REQUIREMENT =>
The data below is to be returned in full and exactly.

ENTRIES =>
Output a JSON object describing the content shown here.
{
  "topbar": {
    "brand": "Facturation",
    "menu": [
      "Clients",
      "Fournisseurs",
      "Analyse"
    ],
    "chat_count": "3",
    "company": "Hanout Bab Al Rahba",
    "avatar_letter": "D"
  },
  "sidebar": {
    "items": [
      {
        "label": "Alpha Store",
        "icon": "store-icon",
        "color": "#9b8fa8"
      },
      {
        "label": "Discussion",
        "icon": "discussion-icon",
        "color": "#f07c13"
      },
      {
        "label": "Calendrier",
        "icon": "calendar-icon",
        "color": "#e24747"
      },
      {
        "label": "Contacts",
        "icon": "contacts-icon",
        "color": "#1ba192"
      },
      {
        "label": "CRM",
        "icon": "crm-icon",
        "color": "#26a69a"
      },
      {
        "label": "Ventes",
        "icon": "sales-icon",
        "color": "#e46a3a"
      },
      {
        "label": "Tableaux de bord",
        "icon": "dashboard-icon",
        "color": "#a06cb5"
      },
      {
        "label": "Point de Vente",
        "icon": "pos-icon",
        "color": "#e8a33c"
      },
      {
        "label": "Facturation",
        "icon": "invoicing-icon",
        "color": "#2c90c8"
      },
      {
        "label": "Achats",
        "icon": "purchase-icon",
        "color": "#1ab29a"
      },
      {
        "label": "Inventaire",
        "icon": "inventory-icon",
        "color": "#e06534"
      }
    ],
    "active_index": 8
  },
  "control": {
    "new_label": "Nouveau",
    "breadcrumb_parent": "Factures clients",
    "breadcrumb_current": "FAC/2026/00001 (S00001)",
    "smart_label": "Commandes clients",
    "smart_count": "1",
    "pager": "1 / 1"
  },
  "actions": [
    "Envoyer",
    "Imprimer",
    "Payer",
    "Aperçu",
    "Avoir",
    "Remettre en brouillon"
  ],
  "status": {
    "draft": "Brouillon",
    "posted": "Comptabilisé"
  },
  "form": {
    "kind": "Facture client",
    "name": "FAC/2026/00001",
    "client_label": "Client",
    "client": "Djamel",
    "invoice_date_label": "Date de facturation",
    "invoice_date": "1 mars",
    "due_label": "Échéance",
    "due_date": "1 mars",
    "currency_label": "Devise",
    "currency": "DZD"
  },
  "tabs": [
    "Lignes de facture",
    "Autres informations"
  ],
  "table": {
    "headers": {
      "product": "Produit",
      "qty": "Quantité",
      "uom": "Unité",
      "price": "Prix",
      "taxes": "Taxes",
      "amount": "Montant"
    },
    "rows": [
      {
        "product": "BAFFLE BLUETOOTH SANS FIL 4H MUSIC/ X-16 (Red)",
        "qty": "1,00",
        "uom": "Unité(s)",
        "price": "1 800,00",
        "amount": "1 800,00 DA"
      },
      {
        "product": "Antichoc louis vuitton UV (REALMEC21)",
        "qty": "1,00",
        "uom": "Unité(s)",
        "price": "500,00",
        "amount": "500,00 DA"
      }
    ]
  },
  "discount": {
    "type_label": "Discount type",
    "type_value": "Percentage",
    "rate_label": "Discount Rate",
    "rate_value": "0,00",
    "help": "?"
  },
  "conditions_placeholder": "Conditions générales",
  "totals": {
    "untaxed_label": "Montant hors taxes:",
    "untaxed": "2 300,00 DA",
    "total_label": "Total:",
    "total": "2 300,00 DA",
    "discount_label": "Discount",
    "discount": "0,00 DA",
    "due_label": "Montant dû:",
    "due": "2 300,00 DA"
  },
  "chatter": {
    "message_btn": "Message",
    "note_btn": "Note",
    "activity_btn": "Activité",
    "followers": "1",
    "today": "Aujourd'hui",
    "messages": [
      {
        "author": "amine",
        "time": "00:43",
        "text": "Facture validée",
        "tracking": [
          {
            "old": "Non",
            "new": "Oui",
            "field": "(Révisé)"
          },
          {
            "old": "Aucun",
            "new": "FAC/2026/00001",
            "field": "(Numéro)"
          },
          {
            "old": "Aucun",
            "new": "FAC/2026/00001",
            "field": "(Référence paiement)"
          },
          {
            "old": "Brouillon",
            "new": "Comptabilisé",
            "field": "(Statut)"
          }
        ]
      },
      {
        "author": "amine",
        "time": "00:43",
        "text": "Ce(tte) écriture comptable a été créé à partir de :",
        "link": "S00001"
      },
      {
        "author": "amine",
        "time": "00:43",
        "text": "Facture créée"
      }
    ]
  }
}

EXERCISE ANSWER =>
Output a JSON object describing the content shown here.
{
  "topbar": {
    "brand": "Facturation",
    "menu": [
      "Clients",
      "Fournisseurs",
      "Analyse"
    ],
    "chat_count": "3",
    "company": "Hanout Bab Al Rahba",
    "avatar_letter": "D"
  },
  "sidebar": {
    "items": [
      {
        "label": "Alpha Store",
        "icon": "store-icon",
        "color": "#9b8fa8"
      },
      {
        "label": "Discussion",
        "icon": "discussion-icon",
        "color": "#f07c13"
      },
      {
        "label": "Calendrier",
        "icon": "calendar-icon",
        "color": "#e24747"
      },
      {
        "label": "Contacts",
        "icon": "contacts-icon",
        "color": "#1ba192"
      },
      {
        "label": "CRM",
        "icon": "crm-icon",
        "color": "#26a69a"
      },
      {
        "label": "Ventes",
        "icon": "sales-icon",
        "color": "#e46a3a"
      },
      {
        "label": "Tableaux de bord",
        "icon": "dashboard-icon",
        "color": "#a06cb5"
      },
      {
        "label": "Point de Vente",
        "icon": "pos-icon",
        "color": "#e8a33c"
      },
      {
        "label": "Facturation",
        "icon": "invoicing-icon",
        "color": "#2c90c8"
      },
      {
        "label": "Achats",
        "icon": "purchase-icon",
        "color": "#1ab29a"
      },
      {
        "label": "Inventaire",
        "icon": "inventory-icon",
        "color": "#e06534"
      }
    ],
    "active_index": 8
  },
  "control": {
    "new_label": "Nouveau",
    "breadcrumb_parent": "Factures clients",
    "breadcrumb_current": "FAC/2026/00001 (S00001)",
    "smart_label": "Commandes clients",
    "smart_count": "1",
    "pager": "1 / 1"
  },
  "actions": [
    "Envoyer",
    "Imprimer",
    "Payer",
    "Aperçu",
    "Avoir",
    "Remettre en brouillon"
  ],
  "status": {
    "draft": "Brouillon",
    "posted": "Comptabilisé"
  },
  "form": {
    "kind": "Facture client",
    "name": "FAC/2026/00001",
    "client_label": "Client",
    "client": "Djamel",
    "invoice_date_label": "Date de facturation",
    "invoice_date": "1 mars",
    "due_label": "Échéance",
    "due_date": "1 mars",
    "currency_label": "Devise",
    "currency": "DZD"
  },
  "tabs": [
    "Lignes de facture",
    "Autres informations"
  ],
  "table": {
    "headers": {
      "product": "Produit",
      "qty": "Quantité",
      "uom": "Unité",
      "price": "Prix",
      "taxes": "Taxes",
      "amount": "Montant"
    },
    "rows": [
      {
        "product": "BAFFLE BLUETOOTH SANS FIL 4H MUSIC/ X-16 (Red)",
        "qty": "1,00",
        "uom": "Unité(s)",
        "price": "1 800,00",
        "amount": "1 800,00 DA"
      },
      {
        "product": "Antichoc louis vuitton UV (REALMEC21)",
        "qty": "1,00",
        "uom": "Unité(s)",
        "price": "500,00",
        "amount": "500,00 DA"
      }
    ]
  },
  "discount": {
    "type_label": "Discount type",
    "type_value": "Percentage",
    "rate_label": "Discount Rate",
    "rate_value": "0,00",
    "help": "?"
  },
  "conditions_placeholder": "Conditions générales",
  "totals": {
    "untaxed_label": "Montant hors taxes:",
    "untaxed": "2 300,00 DA",
    "total_label": "Total:",
    "total": "2 300,00 DA",
    "discount_label": "Discount",
    "discount": "0,00 DA",
    "due_label": "Montant dû:",
    "due": "2 300,00 DA"
  },
  "chatter": {
    "message_btn": "Message",
    "note_btn": "Note",
    "activity_btn": "Activité",
    "followers": "1",
    "today": "Aujourd'hui",
    "messages": [
      {
        "author": "amine",
        "time": "00:43",
        "text": "Facture validée",
        "tracking": [
          {
            "old": "Non",
            "new": "Oui",
            "field": "(Révisé)"
          },
          {
            "old": "Aucun",
            "new": "FAC/2026/00001",
            "field": "(Numéro)"
          },
          {
            "old": "Aucun",
            "new": "FAC/2026/00001",
            "field": "(Référence paiement)"
          },
          {
            "old": "Brouillon",
            "new": "Comptabilisé",
            "field": "(Statut)"
          }
        ]
      },
      {
        "author": "amine",
        "time": "00:43",
        "text": "Ce(tte) écriture comptable a été créé à partir de :",
        "link": "S00001"
      },
      {
        "author": "amine",
        "time": "00:43",
        "text": "Facture créée"
      }
    ]
  }
}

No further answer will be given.